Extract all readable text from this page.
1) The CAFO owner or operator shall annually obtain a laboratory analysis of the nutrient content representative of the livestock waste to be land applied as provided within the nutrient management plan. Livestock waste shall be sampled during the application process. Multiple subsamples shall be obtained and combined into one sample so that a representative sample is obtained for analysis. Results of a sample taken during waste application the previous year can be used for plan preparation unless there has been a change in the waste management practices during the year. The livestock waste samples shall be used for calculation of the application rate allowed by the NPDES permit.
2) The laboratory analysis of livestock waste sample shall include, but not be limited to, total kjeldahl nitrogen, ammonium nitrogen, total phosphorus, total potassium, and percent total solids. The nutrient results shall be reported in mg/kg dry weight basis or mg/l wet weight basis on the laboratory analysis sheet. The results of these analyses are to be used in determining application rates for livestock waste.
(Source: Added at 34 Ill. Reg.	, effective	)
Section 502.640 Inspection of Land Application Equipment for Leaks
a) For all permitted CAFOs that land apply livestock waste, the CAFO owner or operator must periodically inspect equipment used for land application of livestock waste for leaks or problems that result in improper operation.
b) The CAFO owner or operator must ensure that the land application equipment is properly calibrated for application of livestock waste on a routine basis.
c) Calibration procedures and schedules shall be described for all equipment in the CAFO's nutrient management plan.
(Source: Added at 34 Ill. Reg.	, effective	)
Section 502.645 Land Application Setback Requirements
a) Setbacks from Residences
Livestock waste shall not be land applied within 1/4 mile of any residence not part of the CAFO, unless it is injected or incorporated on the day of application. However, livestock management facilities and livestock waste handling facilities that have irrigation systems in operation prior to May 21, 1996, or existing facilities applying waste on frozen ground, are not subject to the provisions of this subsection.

※ ※ ※

▶ [BRIEF] Whenever "must" turns up in a line, pick that line out.

▶ [SOLUTION FOR THIS TASK]
a) For all permitted CAFOs that land apply livestock waste, the CAFO owner or operator must periodically inspect equipment used for land application of livestock waste for leaks or problems that result in improper operation.
b) The CAFO owner or operator must ensure that the land application equipment is properly calibrated for application of livestock waste on a routine basis.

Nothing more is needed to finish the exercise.